> [Exercise task]: Set down every entry again word for word, please, but skip the pictures.

> [Exercise materials]:
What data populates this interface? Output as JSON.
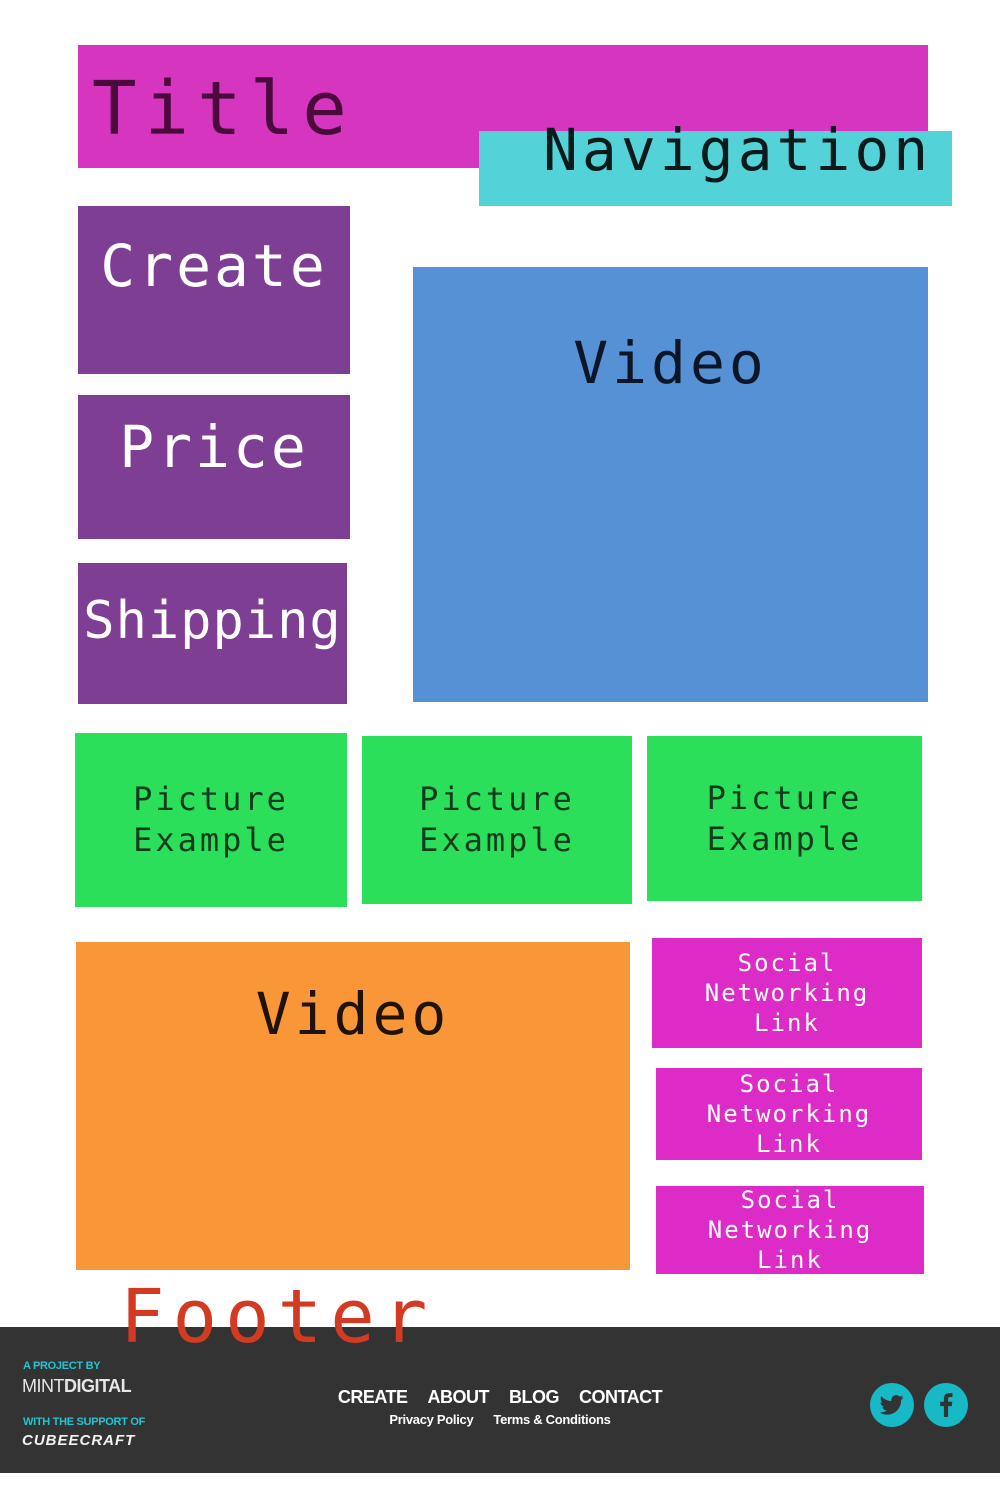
{
  "header": {
    "title": "Title",
    "navigation": "Navigation"
  },
  "sidebar": {
    "create": "Create",
    "price": "Price",
    "shipping": "Shipping"
  },
  "main": {
    "video_top": "Video",
    "pictures": [
      {
        "line1": "Picture",
        "line2": "Example"
      },
      {
        "line1": "Picture",
        "line2": "Example"
      },
      {
        "line1": "Picture",
        "line2": "Example"
      }
    ],
    "video_bottom": "Video",
    "social_links": [
      {
        "line1": "Social Networking",
        "line2": "Link"
      },
      {
        "line1": "Social Networking",
        "line2": "Link"
      },
      {
        "line1": "Social Networking",
        "line2": "Link"
      }
    ],
    "footer_label": "Footer"
  },
  "footer": {
    "project_by": "A PROJECT BY",
    "mint_logo_left": "MINT",
    "mint_logo_right": "DIGITAL",
    "support_of": "WITH THE SUPPORT OF",
    "partner_logo": "CUBEECRAFT",
    "nav": [
      "CREATE",
      "ABOUT",
      "BLOG",
      "CONTACT"
    ],
    "legal": [
      "Privacy Policy",
      "Terms & Conditions"
    ],
    "icons": [
      "twitter-icon",
      "facebook-icon"
    ],
    "icon_color": "#18b9c6"
  }
}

> [Solution to this problem]:
What data populates this interface? Output as JSON.
{
  "header": {
    "title": "Title",
    "navigation": "Navigation"
  },
  "sidebar": {
    "create": "Create",
    "price": "Price",
    "shipping": "Shipping"
  },
  "main": {
    "video_top": "Video",
    "pictures": [
      {
        "line1": "Picture",
        "line2": "Example"
      },
      {
        "line1": "Picture",
        "line2": "Example"
      },
      {
        "line1": "Picture",
        "line2": "Example"
      }
    ],
    "video_bottom": "Video",
    "social_links": [
      {
        "line1": "Social Networking",
        "line2": "Link"
      },
      {
        "line1": "Social Networking",
        "line2": "Link"
      },
      {
        "line1": "Social Networking",
        "line2": "Link"
      }
    ],
    "footer_label": "Footer"
  },
  "footer": {
    "project_by": "A PROJECT BY",
    "mint_logo_left": "MINT",
    "mint_logo_right": "DIGITAL",
    "support_of": "WITH THE SUPPORT OF",
    "partner_logo": "CUBEECRAFT",
    "nav": [
      "CREATE",
      "ABOUT",
      "BLOG",
      "CONTACT"
    ],
    "legal": [
      "Privacy Policy",
      "Terms & Conditions"
    ],
    "icons": [
      "twitter-icon",
      "facebook-icon"
    ],
    "icon_color": "#18b9c6"
  }
}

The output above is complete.